Challenge 1
In the IAM role setup text, what link does the DMS console offer for creating the role?

Excerpted text
===============
Part 3 — DMS S3-writer IAM role (Option B only — 1 min)
Skip this part if you chose Option A (PostgreSQL target). Go straight to Part 4.
DMS needs an IAM role with write access to your S3 bucket. You don't have to create this manually — when you configure the S3 target endpoint in Part 5.2 Option B, the DMS console offers a "Create new IAM role" link that creates the role + inline policy in one click. Use that.
If you'd rather pre-create the role (for repeatable scripted setups, or to avoid the wizard side-trip), here's the manual path. Otherwise skip to Part 4.
Manual creation (optional) — IAM console → Roles → Create role
| Field | Value |
|---|---|
| Trusted entity type | AWS service |
| Use case | DMS |
| Role name | dms-cdc-s3-role-<U> |
Skip the AWS-managed policies dropdown, click Next → Create role.
===============
Given records
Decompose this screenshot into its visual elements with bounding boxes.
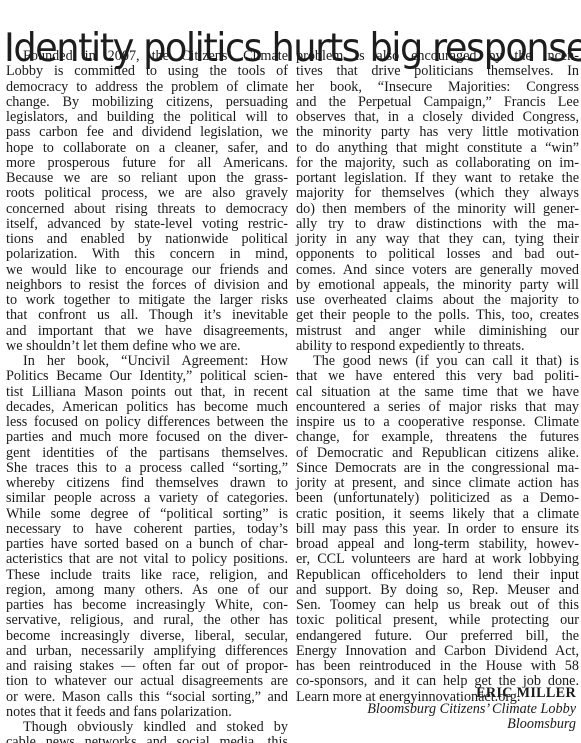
text-line: tives that drive politicians themselves.… (296, 64, 579, 79)
text-line: jority at present, and since climate act… (296, 476, 579, 491)
text-line: we shouldn’t let them define who we are. (6, 339, 288, 354)
text-line: or were. Mason calls this “social sortin… (6, 690, 288, 705)
text-line: pass carbon fee and dividend legislation… (6, 125, 288, 140)
text-line: jority in any way that they can, tying t… (296, 232, 579, 247)
text-line: and raising stakes — often far out of pr… (6, 659, 288, 674)
text-line: of Democratic and Republican citizens al… (296, 446, 579, 461)
text-line: inspire us to a cooperative response. Cl… (296, 415, 579, 430)
text-line: more prosperous future for all Americans… (6, 156, 288, 171)
text-line: Republican officeholders to lend their i… (296, 568, 579, 583)
text-line: tion to whatever our actual disagreement… (6, 674, 288, 689)
text-line: the minority party has very little motiv… (296, 125, 579, 140)
text-line: by emotional appeals, the minority party… (296, 278, 579, 293)
text-line: do) then members of the minority will ge… (296, 202, 579, 217)
text-line: region, among many others. As one of our (6, 583, 288, 598)
text-line: cable news networks and social media, th… (6, 735, 288, 743)
text-line: similar people across a variety of categ… (6, 491, 288, 506)
text-line: mistrust and anger while diminishing our (296, 324, 579, 339)
text-line: In her book, “Uncivil Agreement: How (6, 354, 288, 369)
text-line: that confront us all. Though it’s inevit… (6, 308, 288, 323)
text-line: ability to respond expediently to threat… (296, 339, 579, 354)
text-line: whereby citizens find themselves drawn t… (6, 476, 288, 491)
text-line: cratic position, it seems likely that a … (296, 507, 579, 522)
text-line: necessary to have coherent parties, toda… (6, 522, 288, 537)
text-line: that we have entered this very bad polit… (296, 369, 579, 384)
text-line: toxic political present, while protectin… (296, 613, 579, 628)
text-line: been (unfortunately) politicized as a De… (296, 491, 579, 506)
text-line: her book, “Insecure Majorities: Congress (296, 80, 579, 95)
text-line: and urban, necessarily amplifying differ… (6, 644, 288, 659)
text-line: change. By mobilizing citizens, persuadi… (6, 95, 288, 110)
text-line: ally try to draw distinctions with the m… (296, 217, 579, 232)
text-line: tist Lilliana Mason points out that, in … (6, 385, 288, 400)
text-line: and important that we have disagreements… (6, 324, 288, 339)
text-line: opponents to political losses and bad ou… (296, 247, 579, 262)
text-line: parties and much more focused on the div… (6, 430, 288, 445)
text-line: problem is also encouraged by the incen- (296, 49, 579, 64)
text-line: parties have sorted based on a bunch of … (6, 537, 288, 552)
text-line: servative, religious, and rural, the oth… (6, 613, 288, 628)
author-town: Bloomsburg (507, 716, 576, 733)
text-line: become increasingly diverse, liberal, se… (6, 629, 288, 644)
text-line: for the majority, such as collaborating … (296, 156, 579, 171)
text-line: bill may pass this year. In order to ens… (296, 522, 579, 537)
author-name: ERIC MILLER (476, 685, 576, 702)
text-line: acteristics that are not vital to policy… (6, 552, 288, 567)
text-line: These include traits like race, religion… (6, 568, 288, 583)
text-line: has been reintroduced in the House with … (296, 659, 579, 674)
text-line: tions and enabled by nationwide politica… (6, 232, 288, 247)
text-line: change, for example, threatens the futur… (296, 430, 579, 445)
text-line: democracy to address the problem of clim… (6, 80, 288, 95)
text-line: to work together to mitigate the larger … (6, 293, 288, 308)
text-line: decades, American politics has become mu… (6, 400, 288, 415)
text-line: encountered a series of major risks that… (296, 400, 579, 415)
text-line: The good news (if you can call it that) … (296, 354, 579, 369)
text-line: comes. And since voters are generally mo… (296, 263, 579, 278)
text-line: She traces this to a process called “sor… (6, 461, 288, 476)
text-line: Sen. Toomey can help us break out of thi… (296, 598, 579, 613)
text-line: Since Democrats are in the congressional… (296, 461, 579, 476)
text-line: get their people to the polls. This, too… (296, 308, 579, 323)
text-line: portant legislation. If they want to ret… (296, 171, 579, 186)
text-line: parties has become increasingly White, c… (6, 598, 288, 613)
text-line: broad appeal and long-term stability, ho… (296, 537, 579, 552)
text-line: roots political process, we are also gra… (6, 186, 288, 201)
text-line: observes that, in a closely divided Cong… (296, 110, 579, 125)
text-line: cal situation at the same time that we h… (296, 385, 579, 400)
text-line: er, CCL volunteers are hard at work lobb… (296, 552, 579, 567)
text-line: legislators, and building the political … (6, 110, 288, 125)
text-line: Lobby is committed to using the tools of (6, 64, 288, 79)
text-line: While some degree of “political sorting”… (6, 507, 288, 522)
text-line: polarization. With this concern in mind, (6, 247, 288, 262)
article-column-left: Founded in 2007, the Citizens’ ClimateLo… (6, 49, 288, 743)
text-line: gent identities of the partisans themsel… (6, 446, 288, 461)
text-line: itself, advanced by state-level voting r… (6, 217, 288, 232)
text-line: Energy Innovation and Carbon Dividend Ac… (296, 644, 579, 659)
text-line: and the Perpetual Campaign,” Francis Lee (296, 95, 579, 110)
text-line: notes that it feeds and fans polarizatio… (6, 705, 288, 720)
text-line: Because we are so reliant upon the grass… (6, 171, 288, 186)
text-line: Politics Became Our Identity,” political… (6, 369, 288, 384)
text-line: concerned about rising threats to democr… (6, 202, 288, 217)
text-line: use overheated claims about the majority… (296, 293, 579, 308)
text-line: and support. By doing so, Rep. Meuser an… (296, 583, 579, 598)
text-line: hope to collaborate on a cleaner, safer,… (6, 141, 288, 156)
article-column-right: problem is also encouraged by the incen-… (296, 49, 579, 705)
text-line: Founded in 2007, the Citizens’ Climate (6, 49, 288, 64)
text-line: majority for themselves (which they alwa… (296, 186, 579, 201)
text-line: we would like to encourage our friends a… (6, 263, 288, 278)
text-line: neighbors to resist the forces of divisi… (6, 278, 288, 293)
text-line: endangered future. Our preferred bill, t… (296, 629, 579, 644)
text-line: less focused on policy differences betwe… (6, 415, 288, 430)
text-line: to do anything that might constitute a “… (296, 141, 579, 156)
text-line: Though obviously kindled and stoked by (6, 720, 288, 735)
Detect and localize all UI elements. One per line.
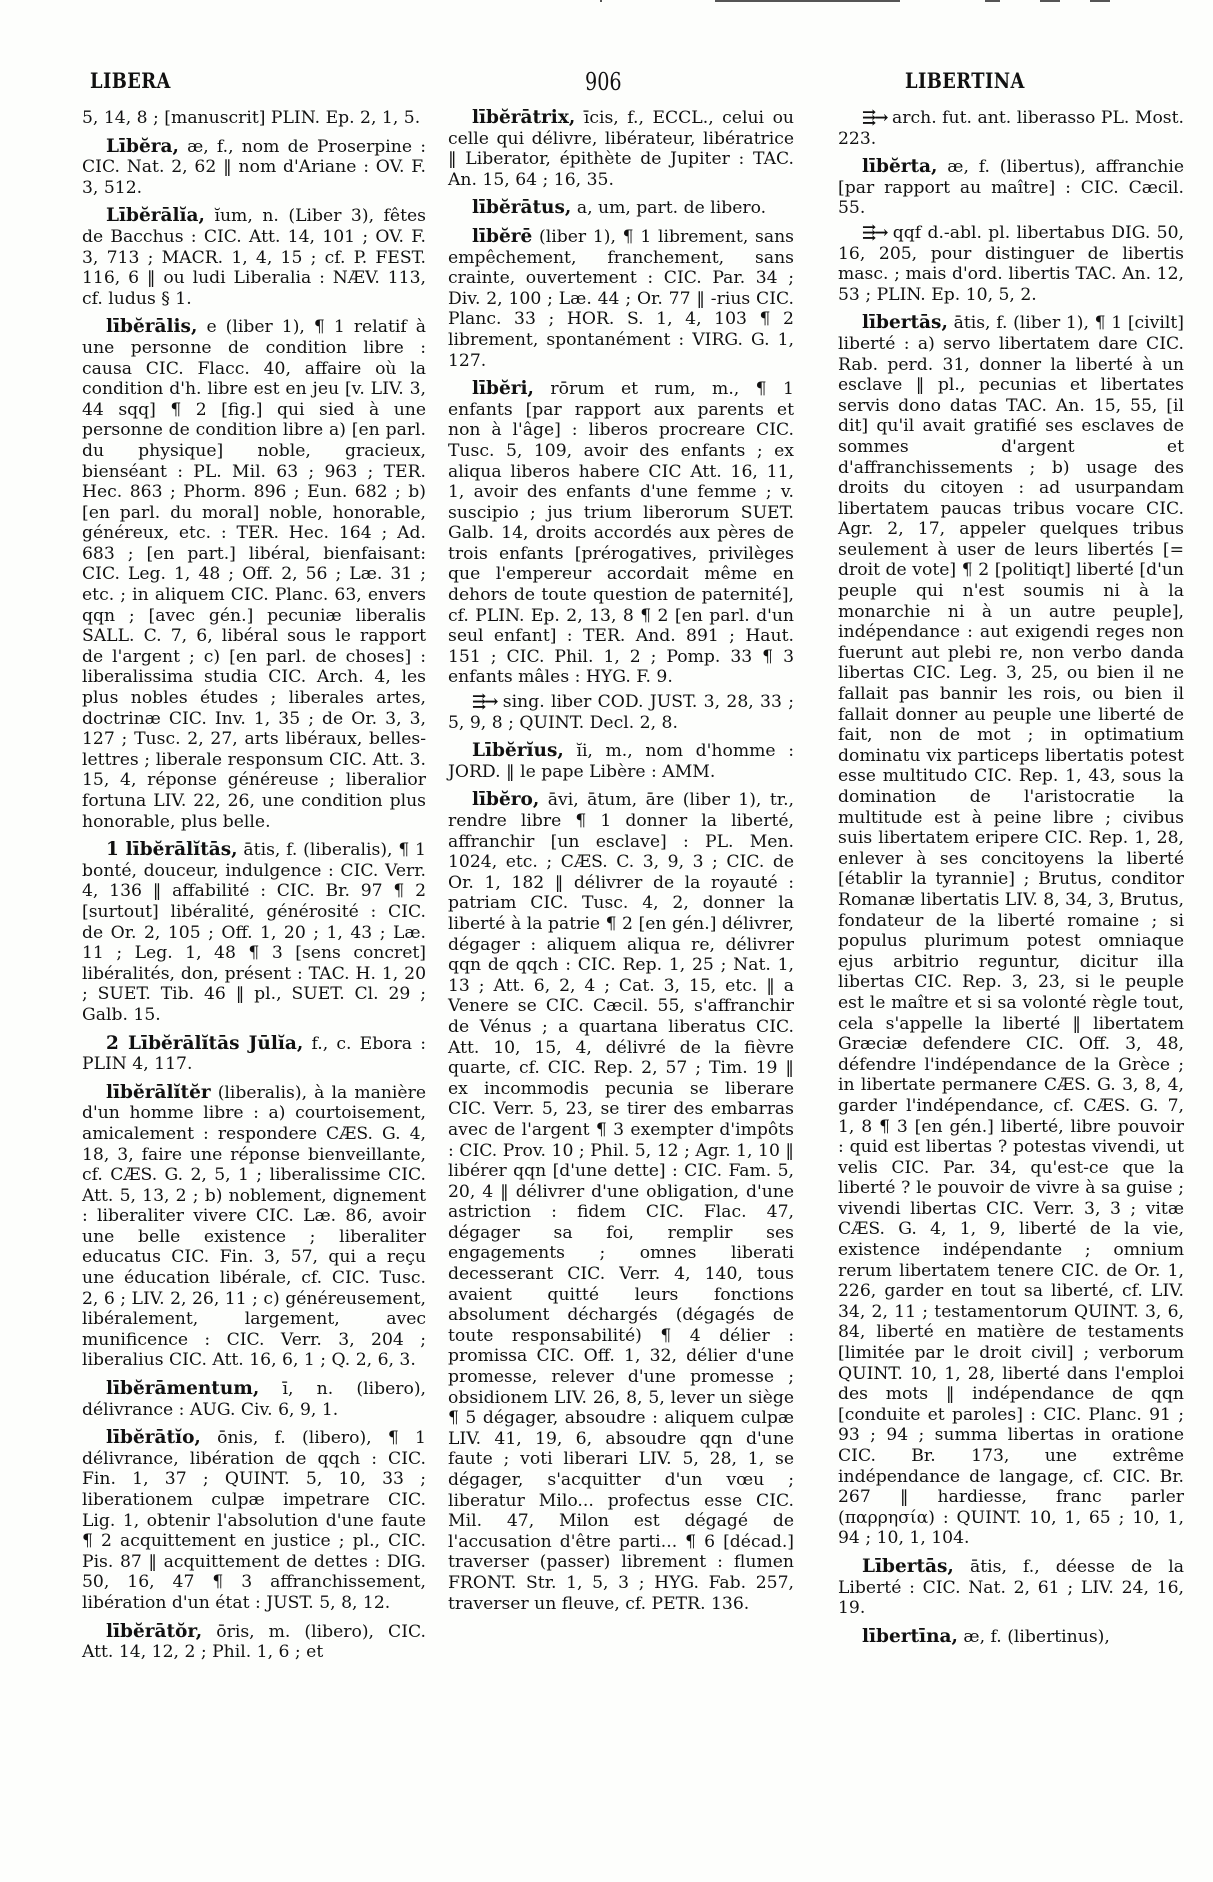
dictionary-entry: lībĕrātĭo, ōnis, f. (libero), ¶ 1 délivr… (82, 1428, 426, 1613)
entry-text: e (liber 1), ¶ 1 relatif à une personne … (82, 317, 426, 831)
dictionary-entry: lībĕrālĭtĕr (liberalis), à la manière d'… (82, 1083, 426, 1371)
headword: lībĕro, (472, 789, 539, 810)
dictionary-entry: Lībĕrĭus, ĭi, m., nom d'homme : JORD. ‖ … (448, 741, 794, 782)
arrow-icon: ⇶→ (862, 223, 887, 243)
running-head-left: LIBERA (90, 68, 171, 93)
dictionary-entry: lībĕrāmentum, ī, n. (libero), délivrance… (82, 1379, 426, 1420)
entry-text: sing. liber COD. JUST. 3, 28, 33 ; 5, 9,… (448, 692, 794, 733)
dictionary-entry: lībertās, ātis, f. (liber 1), ¶ 1 [civil… (838, 313, 1184, 1549)
dictionary-entry: 5, 14, 8 ; [manuscrit] PLIN. Ep. 2, 1, 5… (82, 108, 426, 129)
entry-text: ātis, f. (liberalis), ¶ 1 bonté, douceur… (82, 840, 426, 1025)
column-1: 5, 14, 8 ; [manuscrit] PLIN. Ep. 2, 1, 5… (82, 108, 426, 1667)
headword: lībĕri, (472, 378, 534, 399)
dictionary-entry: lībĕrātŏr, ōris, m. (libero), CIC. Att. … (82, 1622, 426, 1663)
dictionary-entry: Lībĕrālĭa, ĭum, n. (Liber 3), fêtes de B… (82, 206, 426, 309)
scan-edge-marks (0, 0, 1213, 3)
headword: Lībĕrĭus, (472, 740, 564, 761)
dictionary-entry: lībĕrātrix, īcis, f., ECCL., celui ou ce… (448, 108, 794, 190)
dictionary-entry: lībĕrālis, e (liber 1), ¶ 1 relatif à un… (82, 317, 426, 832)
arrow-icon: ⇶→ (862, 108, 887, 128)
arrow-icon: ⇶→ (472, 692, 497, 712)
headword: lībĕrālis, (106, 316, 197, 337)
entry-text: ōnis, f. (libero), ¶ 1 délivrance, libér… (82, 1428, 426, 1613)
column-2: lībĕrātrix, īcis, f., ECCL., celui ou ce… (448, 108, 794, 1618)
headword: lībertās, (862, 312, 948, 333)
headword: lībĕrātĭo, (106, 1427, 201, 1448)
entry-text: rōrum et rum, m., ¶ 1 enfants [par rappo… (448, 379, 794, 687)
entry-text: 5, 14, 8 ; [manuscrit] PLIN. Ep. 2, 1, 5… (82, 108, 420, 128)
dictionary-entry: Lībertās, ātis, f., déesse de la Liberté… (838, 1557, 1184, 1619)
running-head: LIBERA 906 LIBERTINA (0, 68, 1213, 98)
dictionary-entry: lībĕro, āvi, ātum, āre (liber 1), tr., r… (448, 790, 794, 1614)
entry-text: arch. fut. ant. liberasso PL. Most. 223. (838, 108, 1184, 149)
headword: lībĕrē (472, 226, 532, 247)
headword: lībĕrātŏr, (106, 1621, 202, 1642)
headword: 2 Lībĕrālĭtās Jūlĭa, (106, 1033, 303, 1054)
entry-text: qqf d.-abl. pl. libertabus DIG. 50, 16, … (838, 223, 1184, 305)
headword: lībĕrāmentum, (106, 1378, 259, 1399)
entry-text: ātis, f. (liber 1), ¶ 1 [civilt] liberté… (838, 313, 1184, 1548)
dictionary-entry: Lībĕra, æ, f., nom de Proserpine : CIC. … (82, 137, 426, 199)
column-3: ⇶→ arch. fut. ant. liberasso PL. Most. 2… (838, 108, 1184, 1651)
headword: lībĕrātrix, (472, 107, 575, 128)
dictionary-entry: lībĕrē (liber 1), ¶ 1 librement, sans em… (448, 227, 794, 371)
headword: lībĕrātus, (472, 197, 571, 218)
running-head-right: LIBERTINA (905, 68, 1025, 93)
headword: lībĕrālĭtĕr (106, 1082, 211, 1103)
dictionary-entry: lībĕrta, æ, f. (libertus), affranchie [p… (838, 157, 1184, 219)
dictionary-note: ⇶→ qqf d.-abl. pl. libertabus DIG. 50, 1… (838, 223, 1184, 305)
dictionary-entry: lībertīna, æ, f. (libertinus), (838, 1627, 1184, 1648)
headword: lībertīna, (862, 1626, 958, 1647)
headword: Lībertās, (862, 1556, 954, 1577)
dictionary-entry: lībĕrātus, a, um, part. de libero. (448, 198, 794, 219)
entry-text: æ, f. (libertinus), (958, 1627, 1110, 1647)
entry-text: (liberalis), à la manière d'un homme lib… (82, 1083, 426, 1371)
entry-text: āvi, ātum, āre (liber 1), tr., rendre li… (448, 790, 794, 1613)
entry-text: a, um, part. de libero. (571, 198, 766, 218)
page-number: 906 (585, 68, 622, 96)
headword: 1 lībĕrālĭtās, (106, 839, 238, 860)
dictionary-note: ⇶→ arch. fut. ant. liberasso PL. Most. 2… (838, 108, 1184, 149)
dictionary-entry: 2 Lībĕrālĭtās Jūlĭa, f., c. Ebora : PLIN… (82, 1034, 426, 1075)
dictionary-note: ⇶→ sing. liber COD. JUST. 3, 28, 33 ; 5,… (448, 692, 794, 733)
entry-text: (liber 1), ¶ 1 librement, sans empêcheme… (448, 227, 794, 371)
headword: lībĕrta, (862, 156, 937, 177)
dictionary-entry: lībĕri, rōrum et rum, m., ¶ 1 enfants [p… (448, 379, 794, 688)
dictionary-entry: 1 lībĕrālĭtās, ātis, f. (liberalis), ¶ 1… (82, 840, 426, 1025)
headword: Lībĕrālĭa, (106, 205, 205, 226)
headword: Lībĕra, (106, 136, 179, 157)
===============
Challenge 2
Reproduce a run of lines from the entries, starting at the line that contains "text-line: tives that" and stopping after the line that contains "text-line: tion to".

Correct result 1
A "Create new IAM role" link.

Correct result 2
text-line: tives that drive politicians themselves.… (296, 64, 579, 79)
text-line: jority at present, and since climate act… (296, 476, 579, 491)
text-line: we shouldn’t let them define who we are. (6, 339, 288, 354)
text-line: or were. Mason calls this “social sortin… (6, 690, 288, 705)
text-line: pass carbon fee and dividend legislation… (6, 125, 288, 140)
text-line: jority in any way that they can, tying t… (296, 232, 579, 247)
text-line: and raising stakes — often far out of pr… (6, 659, 288, 674)
text-line: of Democratic and Republican citizens al… (296, 446, 579, 461)
text-line: inspire us to a cooperative response. Cl… (296, 415, 579, 430)
text-line: more prosperous future for all Americans… (6, 156, 288, 171)
text-line: Republican officeholders to lend their i… (296, 568, 579, 583)
text-line: tion to whatever our actual disagreement… (6, 674, 288, 689)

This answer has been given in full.